__The problem__: Only lines holding the string "JSON" are wanted; copy each one from the material.
- - -
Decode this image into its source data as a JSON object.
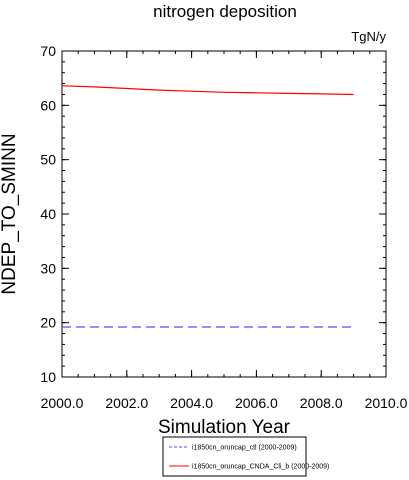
{
  "chart_data": {
    "type": "line",
    "title": "nitrogen deposition",
    "units": "TgN/y",
    "xlabel": "Simulation Year",
    "ylabel": "NDEP_TO_SMINN",
    "xlim": [
      2000,
      2010
    ],
    "ylim": [
      10,
      70
    ],
    "xticks": [
      "2000.0",
      "2002.0",
      "2004.0",
      "2006.0",
      "2008.0",
      "2010.0"
    ],
    "yticks": [
      "10",
      "20",
      "30",
      "40",
      "50",
      "60",
      "70"
    ],
    "grid": false,
    "legend_position": "bottom-center",
    "x": [
      2000,
      2001,
      2002,
      2003,
      2004,
      2005,
      2006,
      2007,
      2008,
      2009
    ],
    "series": [
      {
        "name": "i1850cn_oruncap_ctl (2000-2009)",
        "color": "#4d4dff",
        "dash": "dashed",
        "values": [
          19.2,
          19.2,
          19.2,
          19.2,
          19.2,
          19.2,
          19.2,
          19.2,
          19.2,
          19.2
        ]
      },
      {
        "name": "i1850cn_oruncap_CNDA_Cli_b (2000-2009)",
        "color": "#ff0000",
        "dash": "solid",
        "values": [
          63.6,
          63.4,
          63.1,
          62.8,
          62.6,
          62.4,
          62.3,
          62.2,
          62.1,
          62.0
        ]
      }
    ]
  }
}
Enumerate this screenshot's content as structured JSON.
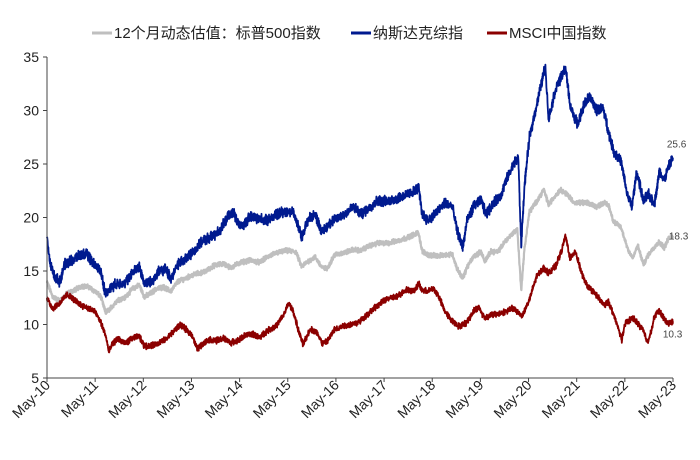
{
  "chart_data": {
    "type": "line",
    "title": "",
    "xlabel": "",
    "ylabel": "",
    "ylim": [
      5,
      35
    ],
    "y_ticks": [
      5,
      10,
      15,
      20,
      25,
      30,
      35
    ],
    "x_ticks": [
      "May-10",
      "May-11",
      "May-12",
      "May-13",
      "May-14",
      "May-15",
      "May-16",
      "May-17",
      "May-18",
      "May-19",
      "May-20",
      "May-21",
      "May-22",
      "May-23"
    ],
    "x_range": [
      2010.333,
      2023.333
    ],
    "grid": false,
    "legend_position": "top",
    "series": [
      {
        "name": "12个月动态估值：标普500指数",
        "color": "#BFBFBF",
        "end_label": "18.3",
        "points": [
          [
            2010.33,
            14.0
          ],
          [
            2010.45,
            12.6
          ],
          [
            2010.6,
            12.2
          ],
          [
            2010.75,
            12.9
          ],
          [
            2010.9,
            13.2
          ],
          [
            2011.05,
            13.6
          ],
          [
            2011.2,
            13.5
          ],
          [
            2011.33,
            13.1
          ],
          [
            2011.45,
            12.6
          ],
          [
            2011.55,
            11.1
          ],
          [
            2011.65,
            11.5
          ],
          [
            2011.8,
            12.3
          ],
          [
            2011.95,
            12.5
          ],
          [
            2012.1,
            13.3
          ],
          [
            2012.25,
            13.7
          ],
          [
            2012.35,
            12.6
          ],
          [
            2012.45,
            12.8
          ],
          [
            2012.6,
            13.3
          ],
          [
            2012.75,
            13.5
          ],
          [
            2012.9,
            13.1
          ],
          [
            2013.05,
            14.0
          ],
          [
            2013.2,
            14.3
          ],
          [
            2013.4,
            14.7
          ],
          [
            2013.6,
            14.9
          ],
          [
            2013.8,
            15.5
          ],
          [
            2014.0,
            15.7
          ],
          [
            2014.15,
            15.3
          ],
          [
            2014.35,
            15.8
          ],
          [
            2014.55,
            16.0
          ],
          [
            2014.75,
            15.8
          ],
          [
            2014.9,
            16.3
          ],
          [
            2015.1,
            16.7
          ],
          [
            2015.3,
            16.9
          ],
          [
            2015.5,
            16.8
          ],
          [
            2015.62,
            15.4
          ],
          [
            2015.75,
            15.9
          ],
          [
            2015.9,
            16.3
          ],
          [
            2016.05,
            15.3
          ],
          [
            2016.15,
            15.2
          ],
          [
            2016.3,
            16.5
          ],
          [
            2016.5,
            16.7
          ],
          [
            2016.7,
            17.0
          ],
          [
            2016.85,
            16.9
          ],
          [
            2017.0,
            17.3
          ],
          [
            2017.2,
            17.6
          ],
          [
            2017.4,
            17.6
          ],
          [
            2017.6,
            17.8
          ],
          [
            2017.8,
            18.1
          ],
          [
            2017.95,
            18.4
          ],
          [
            2018.05,
            18.6
          ],
          [
            2018.12,
            16.9
          ],
          [
            2018.25,
            16.5
          ],
          [
            2018.45,
            16.4
          ],
          [
            2018.6,
            16.5
          ],
          [
            2018.75,
            16.6
          ],
          [
            2018.85,
            15.2
          ],
          [
            2018.97,
            14.3
          ],
          [
            2019.05,
            15.3
          ],
          [
            2019.2,
            16.4
          ],
          [
            2019.35,
            16.8
          ],
          [
            2019.42,
            15.9
          ],
          [
            2019.55,
            16.8
          ],
          [
            2019.7,
            16.8
          ],
          [
            2019.85,
            17.8
          ],
          [
            2020.0,
            18.5
          ],
          [
            2020.1,
            18.9
          ],
          [
            2020.18,
            13.2
          ],
          [
            2020.25,
            17.1
          ],
          [
            2020.35,
            20.5
          ],
          [
            2020.5,
            21.5
          ],
          [
            2020.65,
            22.6
          ],
          [
            2020.75,
            21.2
          ],
          [
            2020.9,
            22.1
          ],
          [
            2021.0,
            22.6
          ],
          [
            2021.15,
            22.1
          ],
          [
            2021.3,
            21.3
          ],
          [
            2021.45,
            21.4
          ],
          [
            2021.6,
            21.3
          ],
          [
            2021.75,
            21.0
          ],
          [
            2021.9,
            21.4
          ],
          [
            2022.0,
            21.1
          ],
          [
            2022.1,
            19.6
          ],
          [
            2022.25,
            19.1
          ],
          [
            2022.4,
            17.0
          ],
          [
            2022.5,
            16.2
          ],
          [
            2022.6,
            17.4
          ],
          [
            2022.72,
            15.6
          ],
          [
            2022.82,
            16.5
          ],
          [
            2022.95,
            17.3
          ],
          [
            2023.05,
            17.7
          ],
          [
            2023.15,
            17.2
          ],
          [
            2023.25,
            18.1
          ],
          [
            2023.33,
            18.3
          ]
        ]
      },
      {
        "name": "纳斯达克综指",
        "color": "#001A8F",
        "end_label": "25.6",
        "points": [
          [
            2010.33,
            18.2
          ],
          [
            2010.4,
            15.6
          ],
          [
            2010.5,
            14.4
          ],
          [
            2010.6,
            14.0
          ],
          [
            2010.7,
            15.6
          ],
          [
            2010.85,
            16.0
          ],
          [
            2011.0,
            16.4
          ],
          [
            2011.15,
            16.6
          ],
          [
            2011.3,
            15.7
          ],
          [
            2011.45,
            15.0
          ],
          [
            2011.55,
            12.8
          ],
          [
            2011.65,
            13.4
          ],
          [
            2011.8,
            13.9
          ],
          [
            2011.95,
            13.8
          ],
          [
            2012.1,
            14.8
          ],
          [
            2012.25,
            15.4
          ],
          [
            2012.35,
            13.9
          ],
          [
            2012.5,
            14.0
          ],
          [
            2012.65,
            14.9
          ],
          [
            2012.8,
            15.2
          ],
          [
            2012.9,
            14.3
          ],
          [
            2013.05,
            15.6
          ],
          [
            2013.25,
            16.3
          ],
          [
            2013.45,
            17.2
          ],
          [
            2013.6,
            17.9
          ],
          [
            2013.8,
            18.3
          ],
          [
            2013.95,
            19.0
          ],
          [
            2014.1,
            20.1
          ],
          [
            2014.2,
            20.5
          ],
          [
            2014.35,
            19.0
          ],
          [
            2014.55,
            20.1
          ],
          [
            2014.75,
            19.9
          ],
          [
            2014.9,
            19.7
          ],
          [
            2015.05,
            20.2
          ],
          [
            2015.25,
            20.6
          ],
          [
            2015.45,
            20.5
          ],
          [
            2015.62,
            18.2
          ],
          [
            2015.75,
            19.8
          ],
          [
            2015.9,
            20.3
          ],
          [
            2016.05,
            18.6
          ],
          [
            2016.2,
            19.5
          ],
          [
            2016.35,
            19.9
          ],
          [
            2016.5,
            20.3
          ],
          [
            2016.7,
            21.0
          ],
          [
            2016.85,
            20.3
          ],
          [
            2017.0,
            20.8
          ],
          [
            2017.2,
            21.6
          ],
          [
            2017.4,
            21.5
          ],
          [
            2017.6,
            21.8
          ],
          [
            2017.8,
            22.1
          ],
          [
            2017.95,
            22.4
          ],
          [
            2018.05,
            22.8
          ],
          [
            2018.12,
            20.4
          ],
          [
            2018.25,
            19.7
          ],
          [
            2018.45,
            20.6
          ],
          [
            2018.6,
            21.4
          ],
          [
            2018.75,
            21.0
          ],
          [
            2018.85,
            18.8
          ],
          [
            2018.97,
            17.2
          ],
          [
            2019.05,
            19.6
          ],
          [
            2019.2,
            21.1
          ],
          [
            2019.35,
            21.6
          ],
          [
            2019.45,
            20.3
          ],
          [
            2019.6,
            21.3
          ],
          [
            2019.75,
            22.0
          ],
          [
            2019.9,
            23.8
          ],
          [
            2020.05,
            25.2
          ],
          [
            2020.12,
            25.6
          ],
          [
            2020.18,
            17.4
          ],
          [
            2020.25,
            23.0
          ],
          [
            2020.35,
            27.4
          ],
          [
            2020.5,
            30.5
          ],
          [
            2020.6,
            32.5
          ],
          [
            2020.68,
            34.2
          ],
          [
            2020.75,
            29.2
          ],
          [
            2020.9,
            32.1
          ],
          [
            2021.0,
            33.0
          ],
          [
            2021.1,
            34.0
          ],
          [
            2021.2,
            30.4
          ],
          [
            2021.35,
            28.7
          ],
          [
            2021.5,
            30.7
          ],
          [
            2021.6,
            31.3
          ],
          [
            2021.75,
            30.0
          ],
          [
            2021.88,
            30.3
          ],
          [
            2022.0,
            27.9
          ],
          [
            2022.1,
            26.2
          ],
          [
            2022.25,
            25.3
          ],
          [
            2022.38,
            22.2
          ],
          [
            2022.48,
            21.0
          ],
          [
            2022.58,
            24.3
          ],
          [
            2022.72,
            21.5
          ],
          [
            2022.82,
            22.2
          ],
          [
            2022.95,
            21.3
          ],
          [
            2023.05,
            24.3
          ],
          [
            2023.15,
            23.5
          ],
          [
            2023.25,
            24.8
          ],
          [
            2023.33,
            25.6
          ]
        ]
      },
      {
        "name": "MSCI中国指数",
        "color": "#8B0000",
        "end_label": "10.3",
        "points": [
          [
            2010.33,
            12.5
          ],
          [
            2010.45,
            11.5
          ],
          [
            2010.6,
            12.0
          ],
          [
            2010.75,
            12.8
          ],
          [
            2010.9,
            12.3
          ],
          [
            2011.05,
            11.8
          ],
          [
            2011.2,
            11.5
          ],
          [
            2011.33,
            11.2
          ],
          [
            2011.45,
            10.2
          ],
          [
            2011.55,
            9.0
          ],
          [
            2011.62,
            7.4
          ],
          [
            2011.68,
            8.1
          ],
          [
            2011.8,
            8.7
          ],
          [
            2011.95,
            8.2
          ],
          [
            2012.1,
            8.7
          ],
          [
            2012.25,
            8.9
          ],
          [
            2012.35,
            8.0
          ],
          [
            2012.5,
            8.0
          ],
          [
            2012.65,
            8.3
          ],
          [
            2012.8,
            8.6
          ],
          [
            2012.95,
            9.3
          ],
          [
            2013.1,
            10.0
          ],
          [
            2013.2,
            9.6
          ],
          [
            2013.35,
            9.0
          ],
          [
            2013.45,
            7.7
          ],
          [
            2013.55,
            8.1
          ],
          [
            2013.7,
            8.6
          ],
          [
            2013.85,
            8.5
          ],
          [
            2014.0,
            8.7
          ],
          [
            2014.15,
            8.3
          ],
          [
            2014.3,
            8.5
          ],
          [
            2014.45,
            9.0
          ],
          [
            2014.6,
            9.1
          ],
          [
            2014.75,
            8.8
          ],
          [
            2014.9,
            9.4
          ],
          [
            2015.1,
            9.9
          ],
          [
            2015.25,
            10.9
          ],
          [
            2015.35,
            12.0
          ],
          [
            2015.45,
            11.2
          ],
          [
            2015.55,
            9.5
          ],
          [
            2015.65,
            8.1
          ],
          [
            2015.8,
            9.6
          ],
          [
            2015.95,
            9.2
          ],
          [
            2016.05,
            8.2
          ],
          [
            2016.15,
            8.4
          ],
          [
            2016.3,
            9.5
          ],
          [
            2016.5,
            9.9
          ],
          [
            2016.65,
            10.0
          ],
          [
            2016.8,
            10.2
          ],
          [
            2017.0,
            11.0
          ],
          [
            2017.2,
            11.8
          ],
          [
            2017.4,
            12.4
          ],
          [
            2017.6,
            12.6
          ],
          [
            2017.8,
            13.3
          ],
          [
            2017.95,
            13.1
          ],
          [
            2018.05,
            13.8
          ],
          [
            2018.12,
            13.2
          ],
          [
            2018.25,
            13.1
          ],
          [
            2018.35,
            13.4
          ],
          [
            2018.45,
            12.8
          ],
          [
            2018.6,
            11.2
          ],
          [
            2018.75,
            10.3
          ],
          [
            2018.9,
            9.8
          ],
          [
            2019.05,
            10.2
          ],
          [
            2019.2,
            11.3
          ],
          [
            2019.3,
            11.6
          ],
          [
            2019.42,
            10.6
          ],
          [
            2019.55,
            10.9
          ],
          [
            2019.7,
            11.0
          ],
          [
            2019.85,
            11.2
          ],
          [
            2020.0,
            11.5
          ],
          [
            2020.1,
            11.2
          ],
          [
            2020.2,
            10.8
          ],
          [
            2020.35,
            12.3
          ],
          [
            2020.5,
            14.5
          ],
          [
            2020.65,
            15.3
          ],
          [
            2020.75,
            14.8
          ],
          [
            2020.9,
            15.5
          ],
          [
            2021.02,
            16.9
          ],
          [
            2021.1,
            18.3
          ],
          [
            2021.2,
            16.1
          ],
          [
            2021.3,
            16.9
          ],
          [
            2021.45,
            14.6
          ],
          [
            2021.55,
            13.6
          ],
          [
            2021.65,
            13.2
          ],
          [
            2021.75,
            12.7
          ],
          [
            2021.9,
            11.8
          ],
          [
            2022.0,
            12.1
          ],
          [
            2022.1,
            10.9
          ],
          [
            2022.2,
            9.6
          ],
          [
            2022.27,
            8.6
          ],
          [
            2022.35,
            10.2
          ],
          [
            2022.5,
            10.6
          ],
          [
            2022.6,
            10.1
          ],
          [
            2022.7,
            9.6
          ],
          [
            2022.8,
            8.4
          ],
          [
            2022.88,
            9.3
          ],
          [
            2022.95,
            10.8
          ],
          [
            2023.05,
            11.3
          ],
          [
            2023.15,
            10.5
          ],
          [
            2023.25,
            10.1
          ],
          [
            2023.33,
            10.3
          ]
        ]
      }
    ]
  }
}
- - -
__Solution below__:
Decode this image into its source data as a JSON object.
Enumerate this screenshot's content as structured JSON.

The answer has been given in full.